Dataset entries on figures:
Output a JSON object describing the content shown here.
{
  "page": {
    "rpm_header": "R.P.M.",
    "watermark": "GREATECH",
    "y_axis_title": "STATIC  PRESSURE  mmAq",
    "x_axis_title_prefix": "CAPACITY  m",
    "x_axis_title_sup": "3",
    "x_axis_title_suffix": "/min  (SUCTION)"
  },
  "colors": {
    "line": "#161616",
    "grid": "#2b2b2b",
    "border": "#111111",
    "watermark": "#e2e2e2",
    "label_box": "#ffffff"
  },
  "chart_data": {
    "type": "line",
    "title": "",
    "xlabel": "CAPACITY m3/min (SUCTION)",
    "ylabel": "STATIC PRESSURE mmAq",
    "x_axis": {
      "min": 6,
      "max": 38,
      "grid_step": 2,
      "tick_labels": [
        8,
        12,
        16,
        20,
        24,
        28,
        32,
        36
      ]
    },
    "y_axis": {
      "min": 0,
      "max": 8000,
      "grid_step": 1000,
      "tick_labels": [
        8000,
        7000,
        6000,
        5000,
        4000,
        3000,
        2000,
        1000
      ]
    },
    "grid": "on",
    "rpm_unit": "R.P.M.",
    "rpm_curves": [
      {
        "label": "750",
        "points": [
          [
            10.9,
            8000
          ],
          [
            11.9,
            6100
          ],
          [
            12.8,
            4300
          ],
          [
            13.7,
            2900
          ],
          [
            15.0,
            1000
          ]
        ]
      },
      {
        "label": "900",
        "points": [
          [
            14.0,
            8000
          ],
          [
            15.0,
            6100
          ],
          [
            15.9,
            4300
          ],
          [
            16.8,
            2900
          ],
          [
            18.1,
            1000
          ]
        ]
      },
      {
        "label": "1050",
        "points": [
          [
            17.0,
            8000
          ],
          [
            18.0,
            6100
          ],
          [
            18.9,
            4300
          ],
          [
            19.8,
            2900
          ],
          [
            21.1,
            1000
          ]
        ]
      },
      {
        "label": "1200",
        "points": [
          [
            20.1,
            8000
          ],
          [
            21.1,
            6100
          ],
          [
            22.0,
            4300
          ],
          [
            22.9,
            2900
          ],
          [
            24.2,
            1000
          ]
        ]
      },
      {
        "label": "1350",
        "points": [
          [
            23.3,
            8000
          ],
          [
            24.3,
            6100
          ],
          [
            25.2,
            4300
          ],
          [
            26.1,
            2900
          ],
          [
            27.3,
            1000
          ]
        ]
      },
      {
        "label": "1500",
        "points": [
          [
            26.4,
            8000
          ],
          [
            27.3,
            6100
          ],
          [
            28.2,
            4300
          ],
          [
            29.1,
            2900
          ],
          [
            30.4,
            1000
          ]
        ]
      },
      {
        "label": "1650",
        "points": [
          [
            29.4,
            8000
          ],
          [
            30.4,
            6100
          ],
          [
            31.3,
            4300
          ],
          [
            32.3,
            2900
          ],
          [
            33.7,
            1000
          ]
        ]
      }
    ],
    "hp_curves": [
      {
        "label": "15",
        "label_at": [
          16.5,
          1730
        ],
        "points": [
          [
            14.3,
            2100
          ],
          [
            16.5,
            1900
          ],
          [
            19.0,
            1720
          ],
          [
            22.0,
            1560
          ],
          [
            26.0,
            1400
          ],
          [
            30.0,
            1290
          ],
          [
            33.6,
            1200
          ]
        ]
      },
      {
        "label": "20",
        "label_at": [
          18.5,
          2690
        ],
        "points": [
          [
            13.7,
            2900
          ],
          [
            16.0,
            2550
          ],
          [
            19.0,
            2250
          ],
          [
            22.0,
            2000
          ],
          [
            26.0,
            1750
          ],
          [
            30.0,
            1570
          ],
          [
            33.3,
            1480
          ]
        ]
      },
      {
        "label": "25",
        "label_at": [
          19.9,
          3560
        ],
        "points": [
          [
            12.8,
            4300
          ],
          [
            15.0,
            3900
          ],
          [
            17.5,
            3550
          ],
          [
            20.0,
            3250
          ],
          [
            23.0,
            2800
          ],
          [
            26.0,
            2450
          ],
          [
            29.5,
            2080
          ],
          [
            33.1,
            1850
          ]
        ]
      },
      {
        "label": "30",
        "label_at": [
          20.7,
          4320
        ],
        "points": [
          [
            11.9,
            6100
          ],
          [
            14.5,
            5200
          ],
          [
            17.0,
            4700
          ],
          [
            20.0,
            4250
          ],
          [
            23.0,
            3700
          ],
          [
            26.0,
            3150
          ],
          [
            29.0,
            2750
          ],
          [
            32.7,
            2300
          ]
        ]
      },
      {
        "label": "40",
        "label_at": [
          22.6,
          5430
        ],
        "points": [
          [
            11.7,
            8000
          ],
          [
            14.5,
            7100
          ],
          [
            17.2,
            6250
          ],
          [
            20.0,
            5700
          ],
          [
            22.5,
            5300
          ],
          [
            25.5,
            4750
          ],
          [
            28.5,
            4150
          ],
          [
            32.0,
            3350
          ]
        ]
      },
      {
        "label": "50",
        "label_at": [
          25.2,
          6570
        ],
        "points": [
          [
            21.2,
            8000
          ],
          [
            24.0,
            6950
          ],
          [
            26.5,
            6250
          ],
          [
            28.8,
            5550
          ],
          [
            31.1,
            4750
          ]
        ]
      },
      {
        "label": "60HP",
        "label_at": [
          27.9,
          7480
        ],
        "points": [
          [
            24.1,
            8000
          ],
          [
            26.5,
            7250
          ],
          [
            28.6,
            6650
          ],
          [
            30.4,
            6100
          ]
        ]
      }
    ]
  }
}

The request:
Return all of the data precisely as it appears.

Solution below:
Output a JSON object describing the content shown here.
{
  "page": {
    "rpm_header": "R.P.M.",
    "watermark": "GREATECH",
    "y_axis_title": "STATIC  PRESSURE  mmAq",
    "x_axis_title_prefix": "CAPACITY  m",
    "x_axis_title_sup": "3",
    "x_axis_title_suffix": "/min  (SUCTION)"
  },
  "colors": {
    "line": "#161616",
    "grid": "#2b2b2b",
    "border": "#111111",
    "watermark": "#e2e2e2",
    "label_box": "#ffffff"
  },
  "chart_data": {
    "type": "line",
    "title": "",
    "xlabel": "CAPACITY m3/min (SUCTION)",
    "ylabel": "STATIC PRESSURE mmAq",
    "x_axis": {
      "min": 6,
      "max": 38,
      "grid_step": 2,
      "tick_labels": [
        8,
        12,
        16,
        20,
        24,
        28,
        32,
        36
      ]
    },
    "y_axis": {
      "min": 0,
      "max": 8000,
      "grid_step": 1000,
      "tick_labels": [
        8000,
        7000,
        6000,
        5000,
        4000,
        3000,
        2000,
        1000
      ]
    },
    "grid": "on",
    "rpm_unit": "R.P.M.",
    "rpm_curves": [
      {
        "label": "750",
        "points": [
          [
            10.9,
            8000
          ],
          [
            11.9,
            6100
          ],
          [
            12.8,
            4300
          ],
          [
            13.7,
            2900
          ],
          [
            15.0,
            1000
          ]
        ]
      },
      {
        "label": "900",
        "points": [
          [
            14.0,
            8000
          ],
          [
            15.0,
            6100
          ],
          [
            15.9,
            4300
          ],
          [
            16.8,
            2900
          ],
          [
            18.1,
            1000
          ]
        ]
      },
      {
        "label": "1050",
        "points": [
          [
            17.0,
            8000
          ],
          [
            18.0,
            6100
          ],
          [
            18.9,
            4300
          ],
          [
            19.8,
            2900
          ],
          [
            21.1,
            1000
          ]
        ]
      },
      {
        "label": "1200",
        "points": [
          [
            20.1,
            8000
          ],
          [
            21.1,
            6100
          ],
          [
            22.0,
            4300
          ],
          [
            22.9,
            2900
          ],
          [
            24.2,
            1000
          ]
        ]
      },
      {
        "label": "1350",
        "points": [
          [
            23.3,
            8000
          ],
          [
            24.3,
            6100
          ],
          [
            25.2,
            4300
          ],
          [
            26.1,
            2900
          ],
          [
            27.3,
            1000
          ]
        ]
      },
      {
        "label": "1500",
        "points": [
          [
            26.4,
            8000
          ],
          [
            27.3,
            6100
          ],
          [
            28.2,
            4300
          ],
          [
            29.1,
            2900
          ],
          [
            30.4,
            1000
          ]
        ]
      },
      {
        "label": "1650",
        "points": [
          [
            29.4,
            8000
          ],
          [
            30.4,
            6100
          ],
          [
            31.3,
            4300
          ],
          [
            32.3,
            2900
          ],
          [
            33.7,
            1000
          ]
        ]
      }
    ],
    "hp_curves": [
      {
        "label": "15",
        "label_at": [
          16.5,
          1730
        ],
        "points": [
          [
            14.3,
            2100
          ],
          [
            16.5,
            1900
          ],
          [
            19.0,
            1720
          ],
          [
            22.0,
            1560
          ],
          [
            26.0,
            1400
          ],
          [
            30.0,
            1290
          ],
          [
            33.6,
            1200
          ]
        ]
      },
      {
        "label": "20",
        "label_at": [
          18.5,
          2690
        ],
        "points": [
          [
            13.7,
            2900
          ],
          [
            16.0,
            2550
          ],
          [
            19.0,
            2250
          ],
          [
            22.0,
            2000
          ],
          [
            26.0,
            1750
          ],
          [
            30.0,
            1570
          ],
          [
            33.3,
            1480
          ]
        ]
      },
      {
        "label": "25",
        "label_at": [
          19.9,
          3560
        ],
        "points": [
          [
            12.8,
            4300
          ],
          [
            15.0,
            3900
          ],
          [
            17.5,
            3550
          ],
          [
            20.0,
            3250
          ],
          [
            23.0,
            2800
          ],
          [
            26.0,
            2450
          ],
          [
            29.5,
            2080
          ],
          [
            33.1,
            1850
          ]
        ]
      },
      {
        "label": "30",
        "label_at": [
          20.7,
          4320
        ],
        "points": [
          [
            11.9,
            6100
          ],
          [
            14.5,
            5200
          ],
          [
            17.0,
            4700
          ],
          [
            20.0,
            4250
          ],
          [
            23.0,
            3700
          ],
          [
            26.0,
            3150
          ],
          [
            29.0,
            2750
          ],
          [
            32.7,
            2300
          ]
        ]
      },
      {
        "label": "40",
        "label_at": [
          22.6,
          5430
        ],
        "points": [
          [
            11.7,
            8000
          ],
          [
            14.5,
            7100
          ],
          [
            17.2,
            6250
          ],
          [
            20.0,
            5700
          ],
          [
            22.5,
            5300
          ],
          [
            25.5,
            4750
          ],
          [
            28.5,
            4150
          ],
          [
            32.0,
            3350
          ]
        ]
      },
      {
        "label": "50",
        "label_at": [
          25.2,
          6570
        ],
        "points": [
          [
            21.2,
            8000
          ],
          [
            24.0,
            6950
          ],
          [
            26.5,
            6250
          ],
          [
            28.8,
            5550
          ],
          [
            31.1,
            4750
          ]
        ]
      },
      {
        "label": "60HP",
        "label_at": [
          27.9,
          7480
        ],
        "points": [
          [
            24.1,
            8000
          ],
          [
            26.5,
            7250
          ],
          [
            28.6,
            6650
          ],
          [
            30.4,
            6100
          ]
        ]
      }
    ]
  }
}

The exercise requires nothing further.